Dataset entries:
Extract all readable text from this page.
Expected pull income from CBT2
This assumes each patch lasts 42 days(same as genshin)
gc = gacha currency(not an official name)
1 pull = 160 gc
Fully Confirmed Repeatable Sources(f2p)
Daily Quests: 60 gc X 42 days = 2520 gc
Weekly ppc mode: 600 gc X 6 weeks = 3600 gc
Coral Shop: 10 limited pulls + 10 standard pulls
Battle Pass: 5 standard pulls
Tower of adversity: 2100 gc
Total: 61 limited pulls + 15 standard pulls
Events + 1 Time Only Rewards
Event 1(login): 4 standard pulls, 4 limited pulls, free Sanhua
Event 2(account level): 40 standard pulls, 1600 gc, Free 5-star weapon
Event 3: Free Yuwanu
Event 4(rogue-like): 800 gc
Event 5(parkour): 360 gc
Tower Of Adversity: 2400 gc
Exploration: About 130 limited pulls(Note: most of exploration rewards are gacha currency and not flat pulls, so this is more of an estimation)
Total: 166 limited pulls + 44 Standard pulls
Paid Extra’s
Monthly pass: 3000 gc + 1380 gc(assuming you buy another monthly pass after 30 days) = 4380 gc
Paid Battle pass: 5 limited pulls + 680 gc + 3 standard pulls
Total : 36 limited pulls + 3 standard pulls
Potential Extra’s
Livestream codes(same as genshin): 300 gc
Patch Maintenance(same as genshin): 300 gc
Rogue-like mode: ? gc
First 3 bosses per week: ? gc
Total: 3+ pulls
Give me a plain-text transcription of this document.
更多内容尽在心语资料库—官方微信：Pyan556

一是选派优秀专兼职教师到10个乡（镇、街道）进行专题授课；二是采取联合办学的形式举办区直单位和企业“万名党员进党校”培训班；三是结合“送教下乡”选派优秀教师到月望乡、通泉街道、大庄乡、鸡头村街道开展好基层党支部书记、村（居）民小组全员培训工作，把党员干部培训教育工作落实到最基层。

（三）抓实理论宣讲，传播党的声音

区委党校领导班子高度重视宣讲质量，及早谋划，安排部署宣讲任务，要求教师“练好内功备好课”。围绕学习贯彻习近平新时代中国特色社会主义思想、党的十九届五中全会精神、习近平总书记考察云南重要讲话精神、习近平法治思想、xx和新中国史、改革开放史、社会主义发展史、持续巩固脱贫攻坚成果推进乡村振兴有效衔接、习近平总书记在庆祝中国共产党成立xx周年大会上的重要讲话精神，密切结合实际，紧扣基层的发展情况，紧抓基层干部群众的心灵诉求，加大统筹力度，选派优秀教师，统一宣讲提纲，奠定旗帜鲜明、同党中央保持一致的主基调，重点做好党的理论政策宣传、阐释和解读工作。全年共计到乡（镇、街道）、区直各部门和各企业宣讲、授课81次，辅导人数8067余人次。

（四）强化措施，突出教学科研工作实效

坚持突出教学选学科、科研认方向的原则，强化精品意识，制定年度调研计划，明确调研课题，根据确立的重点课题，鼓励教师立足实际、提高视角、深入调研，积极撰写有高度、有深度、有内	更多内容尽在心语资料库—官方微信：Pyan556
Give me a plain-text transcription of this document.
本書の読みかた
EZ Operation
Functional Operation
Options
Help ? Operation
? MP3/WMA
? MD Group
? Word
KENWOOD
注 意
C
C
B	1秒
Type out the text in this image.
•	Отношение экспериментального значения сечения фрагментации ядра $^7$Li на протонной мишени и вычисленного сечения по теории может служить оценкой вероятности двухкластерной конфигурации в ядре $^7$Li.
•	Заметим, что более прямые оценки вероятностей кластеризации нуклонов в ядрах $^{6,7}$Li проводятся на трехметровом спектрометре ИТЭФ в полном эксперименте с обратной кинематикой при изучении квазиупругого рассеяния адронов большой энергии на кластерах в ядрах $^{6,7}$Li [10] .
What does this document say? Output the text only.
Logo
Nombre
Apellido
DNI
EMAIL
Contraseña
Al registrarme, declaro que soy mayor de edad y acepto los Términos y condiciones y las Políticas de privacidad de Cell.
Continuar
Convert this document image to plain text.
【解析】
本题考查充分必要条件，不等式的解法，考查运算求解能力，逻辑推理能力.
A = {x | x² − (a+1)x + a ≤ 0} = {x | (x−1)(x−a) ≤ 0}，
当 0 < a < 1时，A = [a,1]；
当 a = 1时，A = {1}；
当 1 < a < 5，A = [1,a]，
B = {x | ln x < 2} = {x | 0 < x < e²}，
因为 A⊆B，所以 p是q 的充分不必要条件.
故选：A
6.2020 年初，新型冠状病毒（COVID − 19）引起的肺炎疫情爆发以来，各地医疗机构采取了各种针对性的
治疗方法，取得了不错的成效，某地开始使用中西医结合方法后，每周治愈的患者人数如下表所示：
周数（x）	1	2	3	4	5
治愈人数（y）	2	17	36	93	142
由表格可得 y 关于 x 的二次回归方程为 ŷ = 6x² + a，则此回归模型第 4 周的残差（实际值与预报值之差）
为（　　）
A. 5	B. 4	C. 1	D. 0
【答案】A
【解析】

▸ **YOUR OBJECTIVE**:
Repeat the records above exactly as they appear.

▸ **SOLUTION FOR THIS EXERCISE**:
Extract all readable text from this page.
Expected pull income from CBT2
This assumes each patch lasts 42 days(same as genshin)
gc = gacha currency(not an official name)
1 pull = 160 gc
Fully Confirmed Repeatable Sources(f2p)
Daily Quests: 60 gc X 42 days = 2520 gc
Weekly ppc mode: 600 gc X 6 weeks = 3600 gc
Coral Shop: 10 limited pulls + 10 standard pulls
Battle Pass: 5 standard pulls
Tower of adversity: 2100 gc
Total: 61 limited pulls + 15 standard pulls
Events + 1 Time Only Rewards
Event 1(login): 4 standard pulls, 4 limited pulls, free Sanhua
Event 2(account level): 40 standard pulls, 1600 gc, Free 5-star weapon
Event 3: Free Yuwanu
Event 4(rogue-like): 800 gc
Event 5(parkour): 360 gc
Tower Of Adversity: 2400 gc
Exploration: About 130 limited pulls(Note: most of exploration rewards are gacha currency and not flat pulls, so this is more of an estimation)
Total: 166 limited pulls + 44 Standard pulls
Paid Extra’s
Monthly pass: 3000 gc + 1380 gc(assuming you buy another monthly pass after 30 days) = 4380 gc
Paid Battle pass: 5 limited pulls + 680 gc + 3 standard pulls
Total : 36 limited pulls + 3 standard pulls
Potential Extra’s
Livestream codes(same as genshin): 300 gc
Patch Maintenance(same as genshin): 300 gc
Rogue-like mode: ? gc
First 3 bosses per week: ? gc
Total: 3+ pulls
Give me a plain-text transcription of this document.
更多内容尽在心语资料库—官方微信：Pyan556

一是选派优秀专兼职教师到10个乡（镇、街道）进行专题授课；二是采取联合办学的形式举办区直单位和企业“万名党员进党校”培训班；三是结合“送教下乡”选派优秀教师到月望乡、通泉街道、大庄乡、鸡头村街道开展好基层党支部书记、村（居）民小组全员培训工作，把党员干部培训教育工作落实到最基层。

（三）抓实理论宣讲，传播党的声音

区委党校领导班子高度重视宣讲质量，及早谋划，安排部署宣讲任务，要求教师“练好内功备好课”。围绕学习贯彻习近平新时代中国特色社会主义思想、党的十九届五中全会精神、习近平总书记考察云南重要讲话精神、习近平法治思想、xx和新中国史、改革开放史、社会主义发展史、持续巩固脱贫攻坚成果推进乡村振兴有效衔接、习近平总书记在庆祝中国共产党成立xx周年大会上的重要讲话精神，密切结合实际，紧扣基层的发展情况，紧抓基层干部群众的心灵诉求，加大统筹力度，选派优秀教师，统一宣讲提纲，奠定旗帜鲜明、同党中央保持一致的主基调，重点做好党的理论政策宣传、阐释和解读工作。全年共计到乡（镇、街道）、区直各部门和各企业宣讲、授课81次，辅导人数8067余人次。

（四）强化措施，突出教学科研工作实效

坚持突出教学选学科、科研认方向的原则，强化精品意识，制定年度调研计划，明确调研课题，根据确立的重点课题，鼓励教师立足实际、提高视角、深入调研，积极撰写有高度、有深度、有内	更多内容尽在心语资料库—官方微信：Pyan556
Give me a plain-text transcription of this document.
本書の読みかた
EZ Operation
Functional Operation
Options
Help ? Operation
? MP3/WMA
? MD Group
? Word
KENWOOD
注 意
C
C
B	1秒
Type out the text in this image.
•	Отношение экспериментального значения сечения фрагментации ядра $^7$Li на протонной мишени и вычисленного сечения по теории может служить оценкой вероятности двухкластерной конфигурации в ядре $^7$Li.
•	Заметим, что более прямые оценки вероятностей кластеризации нуклонов в ядрах $^{6,7}$Li проводятся на трехметровом спектрометре ИТЭФ в полном эксперименте с обратной кинематикой при изучении квазиупругого рассеяния адронов большой энергии на кластерах в ядрах $^{6,7}$Li [10] .
What does this document say? Output the text only.
Logo
Nombre
Apellido
DNI
EMAIL
Contraseña
Al registrarme, declaro que soy mayor de edad y acepto los Términos y condiciones y las Políticas de privacidad de Cell.
Continuar
Convert this document image to plain text.
【解析】
本题考查充分必要条件，不等式的解法，考查运算求解能力，逻辑推理能力.
A = {x | x² − (a+1)x + a ≤ 0} = {x | (x−1)(x−a) ≤ 0}，
当 0 < a < 1时，A = [a,1]；
当 a = 1时，A = {1}；
当 1 < a < 5，A = [1,a]，
B = {x | ln x < 2} = {x | 0 < x < e²}，
因为 A⊆B，所以 p是q 的充分不必要条件.
故选：A
6.2020 年初，新型冠状病毒（COVID − 19）引起的肺炎疫情爆发以来，各地医疗机构采取了各种针对性的
治疗方法，取得了不错的成效，某地开始使用中西医结合方法后，每周治愈的患者人数如下表所示：
周数（x）	1	2	3	4	5
治愈人数（y）	2	17	36	93	142
由表格可得 y 关于 x 的二次回归方程为 ŷ = 6x² + a，则此回归模型第 4 周的残差（实际值与预报值之差）
为（　　）
A. 5	B. 4	C. 1	D. 0
【答案】A
【解析】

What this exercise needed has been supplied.